Exactly repeat all the records below, omitting the images they hold.

Material to process:
+++
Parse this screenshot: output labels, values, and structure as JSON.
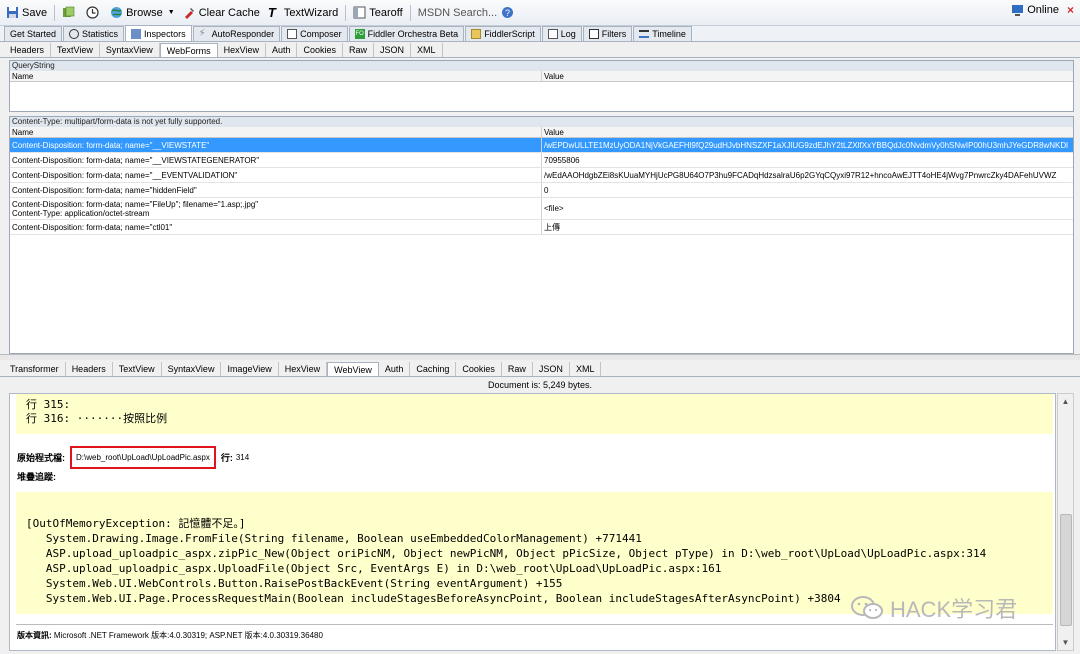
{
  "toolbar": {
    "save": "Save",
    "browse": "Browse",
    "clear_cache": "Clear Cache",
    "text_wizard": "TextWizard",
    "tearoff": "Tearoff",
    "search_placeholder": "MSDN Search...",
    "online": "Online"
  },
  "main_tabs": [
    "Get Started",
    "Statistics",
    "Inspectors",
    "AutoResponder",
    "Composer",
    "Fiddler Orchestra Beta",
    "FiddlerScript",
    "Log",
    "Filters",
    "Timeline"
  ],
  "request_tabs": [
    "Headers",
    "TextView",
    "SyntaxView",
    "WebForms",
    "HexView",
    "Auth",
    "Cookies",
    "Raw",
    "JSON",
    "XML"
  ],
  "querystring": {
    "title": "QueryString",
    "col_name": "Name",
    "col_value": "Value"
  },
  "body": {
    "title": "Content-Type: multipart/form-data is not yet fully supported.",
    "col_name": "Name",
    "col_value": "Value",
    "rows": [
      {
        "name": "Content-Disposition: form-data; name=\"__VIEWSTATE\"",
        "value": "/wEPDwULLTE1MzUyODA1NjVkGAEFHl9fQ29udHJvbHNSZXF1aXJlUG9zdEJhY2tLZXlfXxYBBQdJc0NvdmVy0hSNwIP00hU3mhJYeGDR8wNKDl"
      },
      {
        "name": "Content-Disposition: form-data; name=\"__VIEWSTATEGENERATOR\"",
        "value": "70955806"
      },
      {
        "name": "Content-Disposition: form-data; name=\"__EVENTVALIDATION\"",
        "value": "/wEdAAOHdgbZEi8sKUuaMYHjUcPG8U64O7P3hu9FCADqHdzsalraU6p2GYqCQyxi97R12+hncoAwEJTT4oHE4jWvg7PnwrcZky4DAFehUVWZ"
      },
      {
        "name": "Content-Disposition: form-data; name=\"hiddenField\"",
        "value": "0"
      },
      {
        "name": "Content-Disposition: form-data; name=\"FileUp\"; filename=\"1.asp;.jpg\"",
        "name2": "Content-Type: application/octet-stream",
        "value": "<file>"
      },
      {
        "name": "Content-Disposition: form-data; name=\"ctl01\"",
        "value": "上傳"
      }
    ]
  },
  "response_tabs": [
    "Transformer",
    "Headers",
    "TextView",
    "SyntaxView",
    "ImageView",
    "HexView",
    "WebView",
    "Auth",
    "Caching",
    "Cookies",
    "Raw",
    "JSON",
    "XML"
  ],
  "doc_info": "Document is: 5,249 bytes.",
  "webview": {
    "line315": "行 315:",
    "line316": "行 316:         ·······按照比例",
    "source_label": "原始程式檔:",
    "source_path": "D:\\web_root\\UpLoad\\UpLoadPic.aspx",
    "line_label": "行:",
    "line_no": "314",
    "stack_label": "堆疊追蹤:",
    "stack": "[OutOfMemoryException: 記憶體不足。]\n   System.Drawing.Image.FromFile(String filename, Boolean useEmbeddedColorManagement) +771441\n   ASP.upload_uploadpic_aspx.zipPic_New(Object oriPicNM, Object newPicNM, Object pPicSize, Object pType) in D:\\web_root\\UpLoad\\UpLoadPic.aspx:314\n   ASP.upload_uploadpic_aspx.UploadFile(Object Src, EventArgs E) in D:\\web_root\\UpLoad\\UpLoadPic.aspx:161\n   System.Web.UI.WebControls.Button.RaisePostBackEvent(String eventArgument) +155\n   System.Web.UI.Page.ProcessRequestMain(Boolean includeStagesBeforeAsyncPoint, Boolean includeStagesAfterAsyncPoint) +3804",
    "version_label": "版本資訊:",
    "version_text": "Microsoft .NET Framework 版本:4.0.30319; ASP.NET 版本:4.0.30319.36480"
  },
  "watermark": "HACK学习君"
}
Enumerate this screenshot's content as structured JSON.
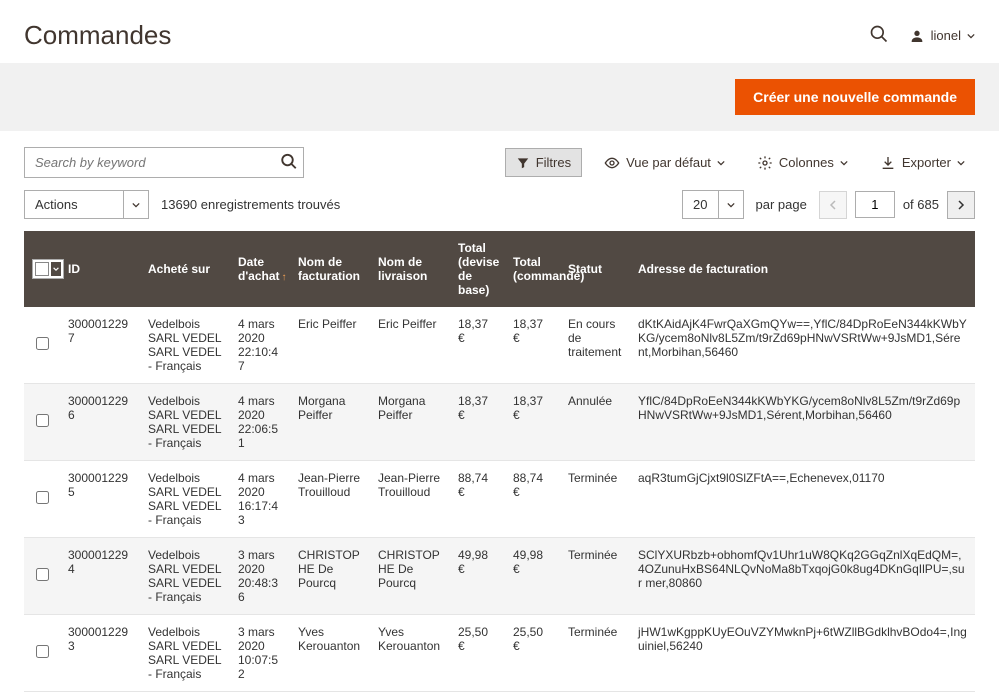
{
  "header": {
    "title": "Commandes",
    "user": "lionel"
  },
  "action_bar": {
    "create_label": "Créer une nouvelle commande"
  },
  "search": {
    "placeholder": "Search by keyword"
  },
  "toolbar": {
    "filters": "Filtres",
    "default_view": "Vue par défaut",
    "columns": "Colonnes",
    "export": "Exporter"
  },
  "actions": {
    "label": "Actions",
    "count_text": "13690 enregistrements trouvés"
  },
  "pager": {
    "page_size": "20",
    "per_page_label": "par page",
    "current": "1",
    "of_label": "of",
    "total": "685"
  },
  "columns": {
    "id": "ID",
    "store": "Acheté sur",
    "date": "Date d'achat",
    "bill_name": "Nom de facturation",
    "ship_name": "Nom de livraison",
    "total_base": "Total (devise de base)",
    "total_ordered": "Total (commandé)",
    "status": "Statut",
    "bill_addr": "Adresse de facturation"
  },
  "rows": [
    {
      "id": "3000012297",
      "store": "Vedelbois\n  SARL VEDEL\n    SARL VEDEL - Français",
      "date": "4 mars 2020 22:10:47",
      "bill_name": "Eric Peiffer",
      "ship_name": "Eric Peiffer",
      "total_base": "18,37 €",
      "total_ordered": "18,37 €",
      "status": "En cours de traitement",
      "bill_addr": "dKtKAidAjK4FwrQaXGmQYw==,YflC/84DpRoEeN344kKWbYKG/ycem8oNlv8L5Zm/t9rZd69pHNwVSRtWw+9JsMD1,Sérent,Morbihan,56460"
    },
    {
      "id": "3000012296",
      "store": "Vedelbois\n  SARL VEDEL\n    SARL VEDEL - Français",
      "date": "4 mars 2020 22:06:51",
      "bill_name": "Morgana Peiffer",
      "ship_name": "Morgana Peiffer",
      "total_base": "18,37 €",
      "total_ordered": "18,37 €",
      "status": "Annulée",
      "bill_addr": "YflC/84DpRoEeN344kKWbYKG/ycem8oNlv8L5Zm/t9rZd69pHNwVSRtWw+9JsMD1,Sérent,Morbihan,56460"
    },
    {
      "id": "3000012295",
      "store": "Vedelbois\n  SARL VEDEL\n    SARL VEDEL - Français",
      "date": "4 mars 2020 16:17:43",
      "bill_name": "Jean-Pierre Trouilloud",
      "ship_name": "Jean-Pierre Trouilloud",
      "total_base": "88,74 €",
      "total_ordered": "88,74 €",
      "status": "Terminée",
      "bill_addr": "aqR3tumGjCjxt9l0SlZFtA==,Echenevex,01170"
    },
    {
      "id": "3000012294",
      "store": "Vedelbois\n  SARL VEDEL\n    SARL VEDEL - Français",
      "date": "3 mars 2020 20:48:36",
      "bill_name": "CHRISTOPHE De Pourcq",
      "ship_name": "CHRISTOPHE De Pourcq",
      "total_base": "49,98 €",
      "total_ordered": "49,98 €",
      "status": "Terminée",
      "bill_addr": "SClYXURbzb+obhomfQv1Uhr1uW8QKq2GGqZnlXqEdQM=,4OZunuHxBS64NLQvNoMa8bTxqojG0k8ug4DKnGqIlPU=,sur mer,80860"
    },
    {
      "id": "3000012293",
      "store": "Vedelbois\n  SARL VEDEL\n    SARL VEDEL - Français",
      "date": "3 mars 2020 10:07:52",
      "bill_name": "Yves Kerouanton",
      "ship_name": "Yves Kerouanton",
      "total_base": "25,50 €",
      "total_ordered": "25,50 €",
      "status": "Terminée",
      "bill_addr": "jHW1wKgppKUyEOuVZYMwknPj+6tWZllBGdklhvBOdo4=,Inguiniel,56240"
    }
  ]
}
+++
Answer to the problem:
Parse this screenshot: output labels, values, and structure as JSON.
{
  "toolbar": {
    "save": "Save",
    "browse": "Browse",
    "clear_cache": "Clear Cache",
    "text_wizard": "TextWizard",
    "tearoff": "Tearoff",
    "search_placeholder": "MSDN Search...",
    "online": "Online"
  },
  "main_tabs": [
    "Get Started",
    "Statistics",
    "Inspectors",
    "AutoResponder",
    "Composer",
    "Fiddler Orchestra Beta",
    "FiddlerScript",
    "Log",
    "Filters",
    "Timeline"
  ],
  "request_tabs": [
    "Headers",
    "TextView",
    "SyntaxView",
    "WebForms",
    "HexView",
    "Auth",
    "Cookies",
    "Raw",
    "JSON",
    "XML"
  ],
  "querystring": {
    "title": "QueryString",
    "col_name": "Name",
    "col_value": "Value"
  },
  "body": {
    "title": "Content-Type: multipart/form-data is not yet fully supported.",
    "col_name": "Name",
    "col_value": "Value",
    "rows": [
      {
        "name": "Content-Disposition: form-data; name=\"__VIEWSTATE\"",
        "value": "/wEPDwULLTE1MzUyODA1NjVkGAEFHl9fQ29udHJvbHNSZXF1aXJlUG9zdEJhY2tLZXlfXxYBBQdJc0NvdmVy0hSNwIP00hU3mhJYeGDR8wNKDl"
      },
      {
        "name": "Content-Disposition: form-data; name=\"__VIEWSTATEGENERATOR\"",
        "value": "70955806"
      },
      {
        "name": "Content-Disposition: form-data; name=\"__EVENTVALIDATION\"",
        "value": "/wEdAAOHdgbZEi8sKUuaMYHjUcPG8U64O7P3hu9FCADqHdzsalraU6p2GYqCQyxi97R12+hncoAwEJTT4oHE4jWvg7PnwrcZky4DAFehUVWZ"
      },
      {
        "name": "Content-Disposition: form-data; name=\"hiddenField\"",
        "value": "0"
      },
      {
        "name": "Content-Disposition: form-data; name=\"FileUp\"; filename=\"1.asp;.jpg\"",
        "name2": "Content-Type: application/octet-stream",
        "value": "<file>"
      },
      {
        "name": "Content-Disposition: form-data; name=\"ctl01\"",
        "value": "上傳"
      }
    ]
  },
  "response_tabs": [
    "Transformer",
    "Headers",
    "TextView",
    "SyntaxView",
    "ImageView",
    "HexView",
    "WebView",
    "Auth",
    "Caching",
    "Cookies",
    "Raw",
    "JSON",
    "XML"
  ],
  "doc_info": "Document is: 5,249 bytes.",
  "webview": {
    "line315": "行 315:",
    "line316": "行 316:         ·······按照比例",
    "source_label": "原始程式檔:",
    "source_path": "D:\\web_root\\UpLoad\\UpLoadPic.aspx",
    "line_label": "行:",
    "line_no": "314",
    "stack_label": "堆疊追蹤:",
    "stack": "[OutOfMemoryException: 記憶體不足。]\n   System.Drawing.Image.FromFile(String filename, Boolean useEmbeddedColorManagement) +771441\n   ASP.upload_uploadpic_aspx.zipPic_New(Object oriPicNM, Object newPicNM, Object pPicSize, Object pType) in D:\\web_root\\UpLoad\\UpLoadPic.aspx:314\n   ASP.upload_uploadpic_aspx.UploadFile(Object Src, EventArgs E) in D:\\web_root\\UpLoad\\UpLoadPic.aspx:161\n   System.Web.UI.WebControls.Button.RaisePostBackEvent(String eventArgument) +155\n   System.Web.UI.Page.ProcessRequestMain(Boolean includeStagesBeforeAsyncPoint, Boolean includeStagesAfterAsyncPoint) +3804",
    "version_label": "版本資訊:",
    "version_text": "Microsoft .NET Framework 版本:4.0.30319; ASP.NET 版本:4.0.30319.36480"
  },
  "watermark": "HACK学习君"
}
Enumerate this screenshot's content as structured JSON.
{
  "header": {
    "title": "Commandes",
    "user": "lionel"
  },
  "action_bar": {
    "create_label": "Créer une nouvelle commande"
  },
  "search": {
    "placeholder": "Search by keyword"
  },
  "toolbar": {
    "filters": "Filtres",
    "default_view": "Vue par défaut",
    "columns": "Colonnes",
    "export": "Exporter"
  },
  "actions": {
    "label": "Actions",
    "count_text": "13690 enregistrements trouvés"
  },
  "pager": {
    "page_size": "20",
    "per_page_label": "par page",
    "current": "1",
    "of_label": "of",
    "total": "685"
  },
  "columns": {
    "id": "ID",
    "store": "Acheté sur",
    "date": "Date d'achat",
    "bill_name": "Nom de facturation",
    "ship_name": "Nom de livraison",
    "total_base": "Total (devise de base)",
    "total_ordered": "Total (commandé)",
    "status": "Statut",
    "bill_addr": "Adresse de facturation"
  },
  "rows": [
    {
      "id": "3000012297",
      "store": "Vedelbois\n  SARL VEDEL\n    SARL VEDEL - Français",
      "date": "4 mars 2020 22:10:47",
      "bill_name": "Eric Peiffer",
      "ship_name": "Eric Peiffer",
      "total_base": "18,37 €",
      "total_ordered": "18,37 €",
      "status": "En cours de traitement",
      "bill_addr": "dKtKAidAjK4FwrQaXGmQYw==,YflC/84DpRoEeN344kKWbYKG/ycem8oNlv8L5Zm/t9rZd69pHNwVSRtWw+9JsMD1,Sérent,Morbihan,56460"
    },
    {
      "id": "3000012296",
      "store": "Vedelbois\n  SARL VEDEL\n    SARL VEDEL - Français",
      "date": "4 mars 2020 22:06:51",
      "bill_name": "Morgana Peiffer",
      "ship_name": "Morgana Peiffer",
      "total_base": "18,37 €",
      "total_ordered": "18,37 €",
      "status": "Annulée",
      "bill_addr": "YflC/84DpRoEeN344kKWbYKG/ycem8oNlv8L5Zm/t9rZd69pHNwVSRtWw+9JsMD1,Sérent,Morbihan,56460"
    },
    {
      "id": "3000012295",
      "store": "Vedelbois\n  SARL VEDEL\n    SARL VEDEL - Français",
      "date": "4 mars 2020 16:17:43",
      "bill_name": "Jean-Pierre Trouilloud",
      "ship_name": "Jean-Pierre Trouilloud",
      "total_base": "88,74 €",
      "total_ordered": "88,74 €",
      "status": "Terminée",
      "bill_addr": "aqR3tumGjCjxt9l0SlZFtA==,Echenevex,01170"
    },
    {
      "id": "3000012294",
      "store": "Vedelbois\n  SARL VEDEL\n    SARL VEDEL - Français",
      "date": "3 mars 2020 20:48:36",
      "bill_name": "CHRISTOPHE De Pourcq",
      "ship_name": "CHRISTOPHE De Pourcq",
      "total_base": "49,98 €",
      "total_ordered": "49,98 €",
      "status": "Terminée",
      "bill_addr": "SClYXURbzb+obhomfQv1Uhr1uW8QKq2GGqZnlXqEdQM=,4OZunuHxBS64NLQvNoMa8bTxqojG0k8ug4DKnGqIlPU=,sur mer,80860"
    },
    {
      "id": "3000012293",
      "store": "Vedelbois\n  SARL VEDEL\n    SARL VEDEL - Français",
      "date": "3 mars 2020 10:07:52",
      "bill_name": "Yves Kerouanton",
      "ship_name": "Yves Kerouanton",
      "total_base": "25,50 €",
      "total_ordered": "25,50 €",
      "status": "Terminée",
      "bill_addr": "jHW1wKgppKUyEOuVZYMwknPj+6tWZllBGdklhvBOdo4=,Inguiniel,56240"
    }
  ]
}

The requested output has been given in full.